- Problem to solve
Leave out the pictures and reproduce all of the data exactly.

.....

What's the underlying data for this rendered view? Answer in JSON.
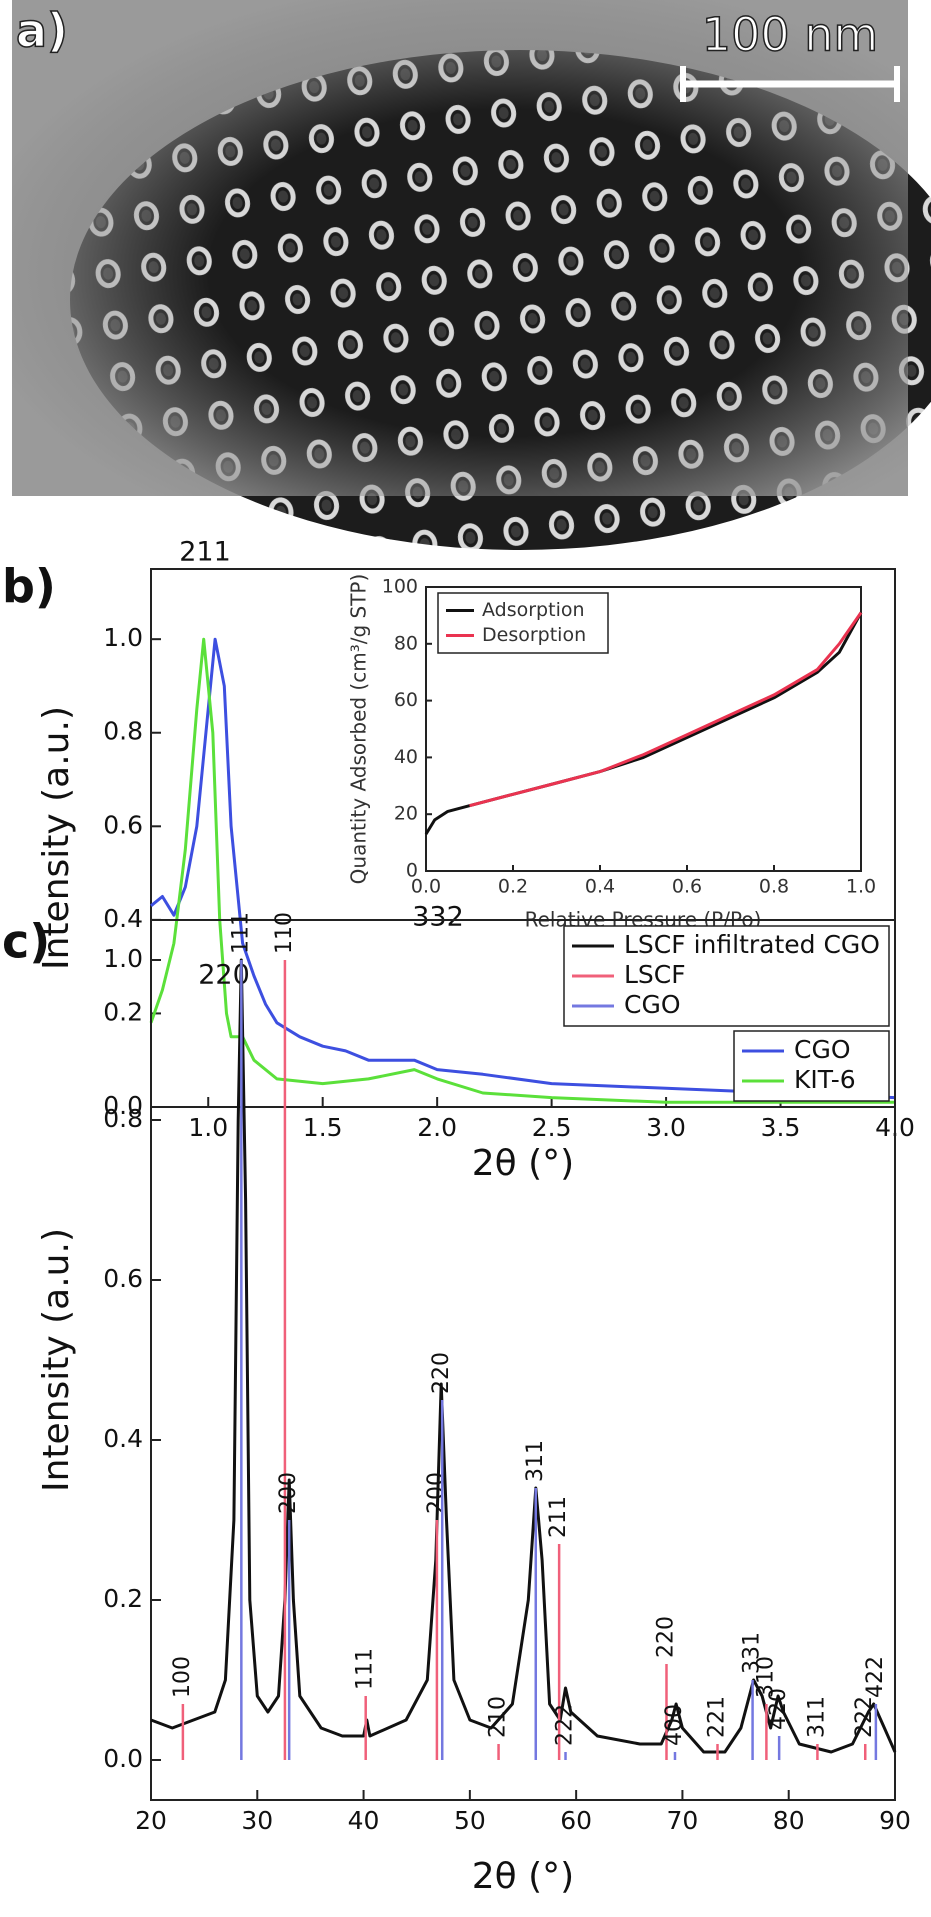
{
  "image": {
    "label": "a)",
    "scale_bar": "100 nm"
  },
  "chart_data": [
    {
      "type": "line",
      "panel_label": "b)",
      "xlabel": "2θ (°)",
      "ylabel": "Intensity (a.u.)",
      "xlim": [
        0.75,
        4.0
      ],
      "ylim": [
        0,
        1.15
      ],
      "xticks": [
        {
          "value": 1,
          "label": "1.0"
        },
        1.5,
        {
          "value": 2,
          "label": "2.0"
        },
        2.5,
        {
          "value": 3,
          "label": "3.0"
        },
        3.5,
        {
          "value": 4,
          "label": "4.0"
        }
      ],
      "yticks": [
        {
          "value": 0,
          "label": "0.0"
        },
        0.2,
        0.4,
        0.6,
        0.8,
        {
          "value": 1,
          "label": "1.0"
        }
      ],
      "legend": "lower right",
      "annotations": [
        {
          "text": "211"
        },
        {
          "text": "220"
        },
        {
          "text": "332"
        }
      ],
      "series": [
        {
          "name": "CGO",
          "color": "#3d4fe0",
          "x": [
            0.75,
            0.8,
            0.85,
            0.9,
            0.95,
            1.0,
            1.03,
            1.07,
            1.1,
            1.15,
            1.2,
            1.25,
            1.3,
            1.4,
            1.5,
            1.6,
            1.7,
            1.8,
            1.9,
            2.0,
            2.2,
            2.5,
            3.0,
            3.5,
            4.0
          ],
          "values": [
            0.43,
            0.45,
            0.41,
            0.47,
            0.6,
            0.85,
            1.0,
            0.9,
            0.6,
            0.35,
            0.28,
            0.22,
            0.18,
            0.15,
            0.13,
            0.12,
            0.1,
            0.1,
            0.1,
            0.08,
            0.07,
            0.05,
            0.04,
            0.03,
            0.02
          ]
        },
        {
          "name": "KIT-6",
          "color": "#5be03a",
          "x": [
            0.75,
            0.8,
            0.85,
            0.9,
            0.95,
            0.98,
            1.02,
            1.05,
            1.08,
            1.1,
            1.15,
            1.2,
            1.3,
            1.5,
            1.7,
            1.9,
            2.0,
            2.2,
            2.5,
            3.0,
            4.0
          ],
          "values": [
            0.18,
            0.25,
            0.35,
            0.55,
            0.85,
            1.0,
            0.8,
            0.4,
            0.2,
            0.15,
            0.15,
            0.1,
            0.06,
            0.05,
            0.06,
            0.08,
            0.06,
            0.03,
            0.02,
            0.01,
            0.01
          ]
        }
      ]
    },
    {
      "type": "line",
      "xlabel": "Relative Pressure (P/Po)",
      "ylabel": "Quantity Adsorbed (cm³/g STP)",
      "xlim": [
        0,
        1.0
      ],
      "ylim": [
        0,
        100
      ],
      "xticks": [
        {
          "value": 0,
          "label": "0.0"
        },
        0.2,
        0.4,
        0.6,
        0.8,
        {
          "value": 1,
          "label": "1.0"
        }
      ],
      "yticks": [
        0,
        20,
        40,
        60,
        80,
        100
      ],
      "legend": "upper left",
      "series": [
        {
          "name": "Adsorption",
          "color": "#111111",
          "x": [
            0,
            0.02,
            0.05,
            0.1,
            0.2,
            0.3,
            0.4,
            0.5,
            0.6,
            0.7,
            0.8,
            0.9,
            0.95,
            1.0
          ],
          "values": [
            13,
            18,
            21,
            23,
            27,
            31,
            35,
            40,
            47,
            54,
            61,
            70,
            77,
            91
          ]
        },
        {
          "name": "Desorption",
          "color": "#ea3350",
          "x": [
            0.1,
            0.2,
            0.3,
            0.4,
            0.5,
            0.6,
            0.7,
            0.8,
            0.9,
            0.95,
            1.0
          ],
          "values": [
            23,
            27,
            31,
            35,
            41,
            48,
            55,
            62,
            71,
            80,
            91
          ]
        }
      ]
    },
    {
      "type": "line",
      "panel_label": "c)",
      "xlabel": "2θ (°)",
      "ylabel": "Intensity (a.u.)",
      "xlim": [
        20,
        90
      ],
      "ylim": [
        -0.05,
        1.05
      ],
      "xticks": [
        20,
        30,
        40,
        50,
        60,
        70,
        80,
        90
      ],
      "yticks": [
        {
          "value": 0,
          "label": "0.0"
        },
        0.2,
        0.4,
        0.6,
        0.8,
        {
          "value": 1,
          "label": "1.0"
        }
      ],
      "legend": "upper right",
      "series": [
        {
          "name": "LSCF infiltrated CGO",
          "color": "#111111",
          "type": "line",
          "x": [
            20,
            22,
            24,
            26,
            27,
            27.8,
            28.2,
            28.5,
            28.9,
            29.3,
            30,
            31,
            32,
            32.6,
            33,
            33.4,
            34,
            36,
            38,
            40,
            40.3,
            40.6,
            44,
            46,
            46.8,
            47.3,
            47.8,
            48.5,
            50,
            52,
            54,
            55.5,
            56.2,
            56.8,
            57.5,
            58.5,
            59,
            59.5,
            62,
            66,
            68,
            69,
            69.4,
            70,
            72,
            74,
            75.5,
            76.7,
            77.5,
            78.3,
            79,
            79.5,
            81,
            84,
            86,
            87.5,
            88,
            89,
            90
          ],
          "values": [
            0.05,
            0.04,
            0.05,
            0.06,
            0.1,
            0.3,
            0.8,
            1.0,
            0.7,
            0.2,
            0.08,
            0.06,
            0.08,
            0.2,
            0.35,
            0.2,
            0.08,
            0.04,
            0.03,
            0.03,
            0.05,
            0.03,
            0.05,
            0.1,
            0.25,
            0.47,
            0.3,
            0.1,
            0.05,
            0.04,
            0.07,
            0.2,
            0.34,
            0.25,
            0.07,
            0.05,
            0.09,
            0.06,
            0.03,
            0.02,
            0.02,
            0.05,
            0.07,
            0.04,
            0.01,
            0.01,
            0.04,
            0.1,
            0.08,
            0.04,
            0.08,
            0.06,
            0.02,
            0.01,
            0.02,
            0.06,
            0.07,
            0.04,
            0.01
          ]
        },
        {
          "name": "LSCF",
          "color": "#f0607a",
          "type": "stick",
          "x": [
            23,
            32.6,
            40.2,
            46.9,
            52.7,
            58.4,
            68.5,
            73.3,
            77.9,
            82.7,
            87.2
          ],
          "values": [
            0.07,
            1.0,
            0.08,
            0.3,
            0.02,
            0.27,
            0.12,
            0.02,
            0.07,
            0.02,
            0.02
          ],
          "labels": [
            "100",
            "110",
            "111",
            "200",
            "210",
            "211",
            "220",
            "221",
            "310",
            "311",
            "222"
          ]
        },
        {
          "name": "CGO",
          "color": "#7478e0",
          "type": "stick",
          "x": [
            28.5,
            33.0,
            47.4,
            56.2,
            59.0,
            69.3,
            76.6,
            79.1,
            88.2
          ],
          "values": [
            1.0,
            0.3,
            0.45,
            0.34,
            0.01,
            0.01,
            0.1,
            0.03,
            0.07
          ],
          "labels": [
            "111",
            "200",
            "220",
            "311",
            "222",
            "400",
            "331",
            "420",
            "422"
          ]
        }
      ]
    }
  ]
}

.....

- Answer for the task
What's the underlying data for this rendered view? Answer in JSON.
{
  "image": {
    "label": "a)",
    "scale_bar": "100 nm"
  },
  "chart_data": [
    {
      "type": "line",
      "panel_label": "b)",
      "xlabel": "2θ (°)",
      "ylabel": "Intensity (a.u.)",
      "xlim": [
        0.75,
        4.0
      ],
      "ylim": [
        0,
        1.15
      ],
      "xticks": [
        {
          "value": 1,
          "label": "1.0"
        },
        1.5,
        {
          "value": 2,
          "label": "2.0"
        },
        2.5,
        {
          "value": 3,
          "label": "3.0"
        },
        3.5,
        {
          "value": 4,
          "label": "4.0"
        }
      ],
      "yticks": [
        {
          "value": 0,
          "label": "0.0"
        },
        0.2,
        0.4,
        0.6,
        0.8,
        {
          "value": 1,
          "label": "1.0"
        }
      ],
      "legend": "lower right",
      "annotations": [
        {
          "text": "211"
        },
        {
          "text": "220"
        },
        {
          "text": "332"
        }
      ],
      "series": [
        {
          "name": "CGO",
          "color": "#3d4fe0",
          "x": [
            0.75,
            0.8,
            0.85,
            0.9,
            0.95,
            1.0,
            1.03,
            1.07,
            1.1,
            1.15,
            1.2,
            1.25,
            1.3,
            1.4,
            1.5,
            1.6,
            1.7,
            1.8,
            1.9,
            2.0,
            2.2,
            2.5,
            3.0,
            3.5,
            4.0
          ],
          "values": [
            0.43,
            0.45,
            0.41,
            0.47,
            0.6,
            0.85,
            1.0,
            0.9,
            0.6,
            0.35,
            0.28,
            0.22,
            0.18,
            0.15,
            0.13,
            0.12,
            0.1,
            0.1,
            0.1,
            0.08,
            0.07,
            0.05,
            0.04,
            0.03,
            0.02
          ]
        },
        {
          "name": "KIT-6",
          "color": "#5be03a",
          "x": [
            0.75,
            0.8,
            0.85,
            0.9,
            0.95,
            0.98,
            1.02,
            1.05,
            1.08,
            1.1,
            1.15,
            1.2,
            1.3,
            1.5,
            1.7,
            1.9,
            2.0,
            2.2,
            2.5,
            3.0,
            4.0
          ],
          "values": [
            0.18,
            0.25,
            0.35,
            0.55,
            0.85,
            1.0,
            0.8,
            0.4,
            0.2,
            0.15,
            0.15,
            0.1,
            0.06,
            0.05,
            0.06,
            0.08,
            0.06,
            0.03,
            0.02,
            0.01,
            0.01
          ]
        }
      ]
    },
    {
      "type": "line",
      "xlabel": "Relative Pressure (P/Po)",
      "ylabel": "Quantity Adsorbed (cm³/g STP)",
      "xlim": [
        0,
        1.0
      ],
      "ylim": [
        0,
        100
      ],
      "xticks": [
        {
          "value": 0,
          "label": "0.0"
        },
        0.2,
        0.4,
        0.6,
        0.8,
        {
          "value": 1,
          "label": "1.0"
        }
      ],
      "yticks": [
        0,
        20,
        40,
        60,
        80,
        100
      ],
      "legend": "upper left",
      "series": [
        {
          "name": "Adsorption",
          "color": "#111111",
          "x": [
            0,
            0.02,
            0.05,
            0.1,
            0.2,
            0.3,
            0.4,
            0.5,
            0.6,
            0.7,
            0.8,
            0.9,
            0.95,
            1.0
          ],
          "values": [
            13,
            18,
            21,
            23,
            27,
            31,
            35,
            40,
            47,
            54,
            61,
            70,
            77,
            91
          ]
        },
        {
          "name": "Desorption",
          "color": "#ea3350",
          "x": [
            0.1,
            0.2,
            0.3,
            0.4,
            0.5,
            0.6,
            0.7,
            0.8,
            0.9,
            0.95,
            1.0
          ],
          "values": [
            23,
            27,
            31,
            35,
            41,
            48,
            55,
            62,
            71,
            80,
            91
          ]
        }
      ]
    },
    {
      "type": "line",
      "panel_label": "c)",
      "xlabel": "2θ (°)",
      "ylabel": "Intensity (a.u.)",
      "xlim": [
        20,
        90
      ],
      "ylim": [
        -0.05,
        1.05
      ],
      "xticks": [
        20,
        30,
        40,
        50,
        60,
        70,
        80,
        90
      ],
      "yticks": [
        {
          "value": 0,
          "label": "0.0"
        },
        0.2,
        0.4,
        0.6,
        0.8,
        {
          "value": 1,
          "label": "1.0"
        }
      ],
      "legend": "upper right",
      "series": [
        {
          "name": "LSCF infiltrated CGO",
          "color": "#111111",
          "type": "line",
          "x": [
            20,
            22,
            24,
            26,
            27,
            27.8,
            28.2,
            28.5,
            28.9,
            29.3,
            30,
            31,
            32,
            32.6,
            33,
            33.4,
            34,
            36,
            38,
            40,
            40.3,
            40.6,
            44,
            46,
            46.8,
            47.3,
            47.8,
            48.5,
            50,
            52,
            54,
            55.5,
            56.2,
            56.8,
            57.5,
            58.5,
            59,
            59.5,
            62,
            66,
            68,
            69,
            69.4,
            70,
            72,
            74,
            75.5,
            76.7,
            77.5,
            78.3,
            79,
            79.5,
            81,
            84,
            86,
            87.5,
            88,
            89,
            90
          ],
          "values": [
            0.05,
            0.04,
            0.05,
            0.06,
            0.1,
            0.3,
            0.8,
            1.0,
            0.7,
            0.2,
            0.08,
            0.06,
            0.08,
            0.2,
            0.35,
            0.2,
            0.08,
            0.04,
            0.03,
            0.03,
            0.05,
            0.03,
            0.05,
            0.1,
            0.25,
            0.47,
            0.3,
            0.1,
            0.05,
            0.04,
            0.07,
            0.2,
            0.34,
            0.25,
            0.07,
            0.05,
            0.09,
            0.06,
            0.03,
            0.02,
            0.02,
            0.05,
            0.07,
            0.04,
            0.01,
            0.01,
            0.04,
            0.1,
            0.08,
            0.04,
            0.08,
            0.06,
            0.02,
            0.01,
            0.02,
            0.06,
            0.07,
            0.04,
            0.01
          ]
        },
        {
          "name": "LSCF",
          "color": "#f0607a",
          "type": "stick",
          "x": [
            23,
            32.6,
            40.2,
            46.9,
            52.7,
            58.4,
            68.5,
            73.3,
            77.9,
            82.7,
            87.2
          ],
          "values": [
            0.07,
            1.0,
            0.08,
            0.3,
            0.02,
            0.27,
            0.12,
            0.02,
            0.07,
            0.02,
            0.02
          ],
          "labels": [
            "100",
            "110",
            "111",
            "200",
            "210",
            "211",
            "220",
            "221",
            "310",
            "311",
            "222"
          ]
        },
        {
          "name": "CGO",
          "color": "#7478e0",
          "type": "stick",
          "x": [
            28.5,
            33.0,
            47.4,
            56.2,
            59.0,
            69.3,
            76.6,
            79.1,
            88.2
          ],
          "values": [
            1.0,
            0.3,
            0.45,
            0.34,
            0.01,
            0.01,
            0.1,
            0.03,
            0.07
          ],
          "labels": [
            "111",
            "200",
            "220",
            "311",
            "222",
            "400",
            "331",
            "420",
            "422"
          ]
        }
      ]
    }
  ]
}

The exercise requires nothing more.